[start of Task material]

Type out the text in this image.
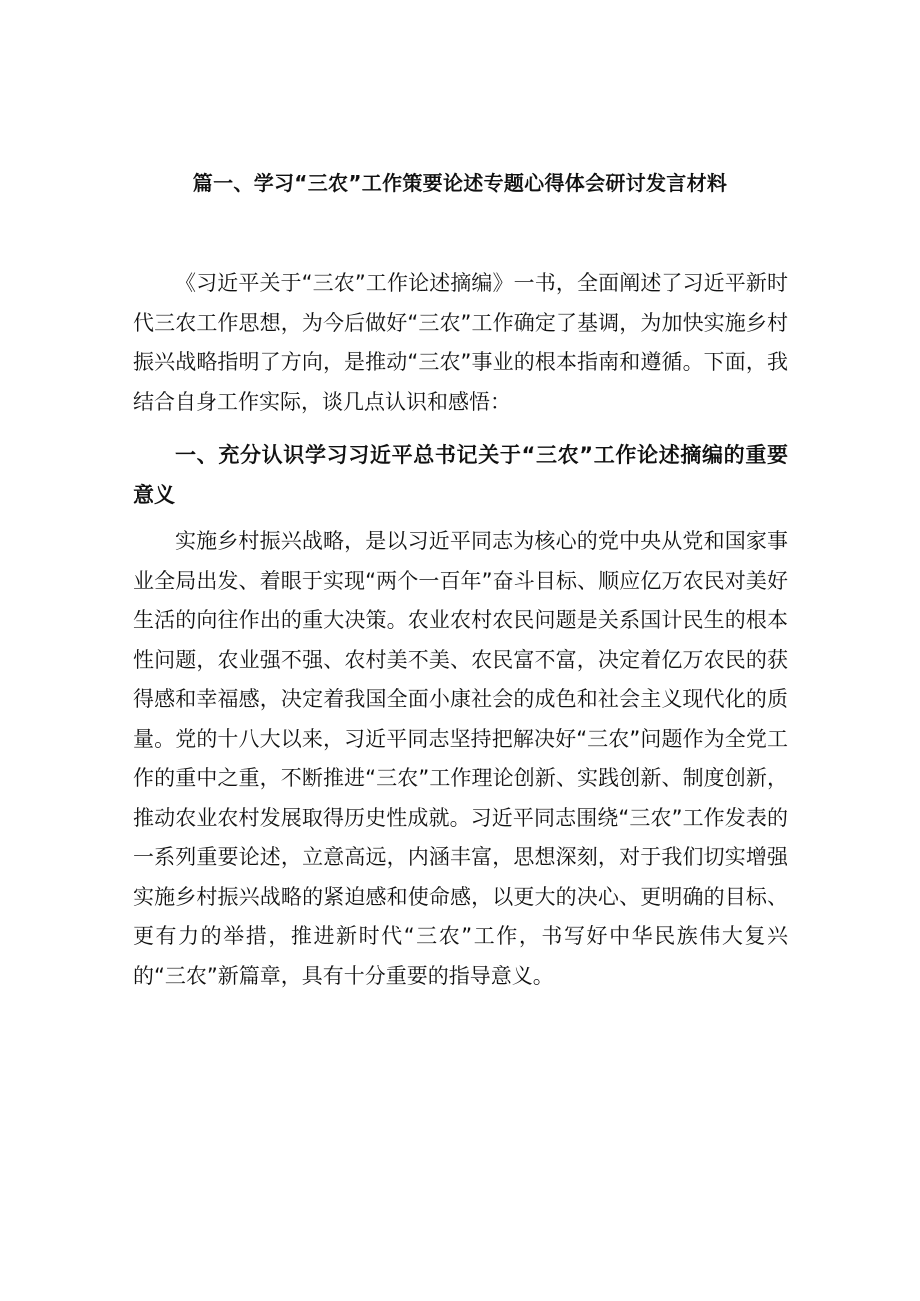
篇一、学习“三农”工作策要论述专题心得体会研讨发言材料

《习近平关于“三农”工作论述摘编》一书，全面阐述了习近平新时代三农工作思想，为今后做好“三农”工作确定了基调，为加快实施乡村振兴战略指明了方向，是推动“三农”事业的根本指南和遵循。下面，我结合自身工作实际，谈几点认识和感悟：

一、充分认识学习习近平总书记关于“三农”工作论述摘编的重要意义

实施乡村振兴战略，是以习近平同志为核心的党中央从党和国家事业全局出发、着眼于实现“两个一百年”奋斗目标、顺应亿万农民对美好生活的向往作出的重大决策。农业农村农民问题是关系国计民生的根本性问题，农业强不强、农村美不美、农民富不富，决定着亿万农民的获得感和幸福感，决定着我国全面小康社会的成色和社会主义现代化的质量。党的十八大以来，习近平同志坚持把解决好“三农”问题作为全党工作的重中之重，不断推进“三农”工作理论创新、实践创新、制度创新，推动农业农村发展取得历史性成就。习近平同志围绕“三农”工作发表的一系列重要论述，立意高远，内涵丰富，思想深刻，对于我们切实增强实施乡村振兴战略的紧迫感和使命感，以更大的决心、更明确的目标、更有力的举措，推进新时代“三农”工作，书写好中华民族伟大复兴的“三农”新篇章，具有十分重要的指导意义。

[end of Task material]

- _Required task_
Transcribe the listing above verbatim. Omit the pictures.

- _Written solution_
Type out the text in this image.
篇一、学习“三农”工作策要论述专题心得体会研讨发言材料

《习近平关于“三农”工作论述摘编》一书，全面阐述了习近平新时代三农工作思想，为今后做好“三农”工作确定了基调，为加快实施乡村振兴战略指明了方向，是推动“三农”事业的根本指南和遵循。下面，我结合自身工作实际，谈几点认识和感悟：

一、充分认识学习习近平总书记关于“三农”工作论述摘编的重要意义

实施乡村振兴战略，是以习近平同志为核心的党中央从党和国家事业全局出发、着眼于实现“两个一百年”奋斗目标、顺应亿万农民对美好生活的向往作出的重大决策。农业农村农民问题是关系国计民生的根本性问题，农业强不强、农村美不美、农民富不富，决定着亿万农民的获得感和幸福感，决定着我国全面小康社会的成色和社会主义现代化的质量。党的十八大以来，习近平同志坚持把解决好“三农”问题作为全党工作的重中之重，不断推进“三农”工作理论创新、实践创新、制度创新，推动农业农村发展取得历史性成就。习近平同志围绕“三农”工作发表的一系列重要论述，立意高远，内涵丰富，思想深刻，对于我们切实增强实施乡村振兴战略的紧迫感和使命感，以更大的决心、更明确的目标、更有力的举措，推进新时代“三农”工作，书写好中华民族伟大复兴的“三农”新篇章，具有十分重要的指导意义。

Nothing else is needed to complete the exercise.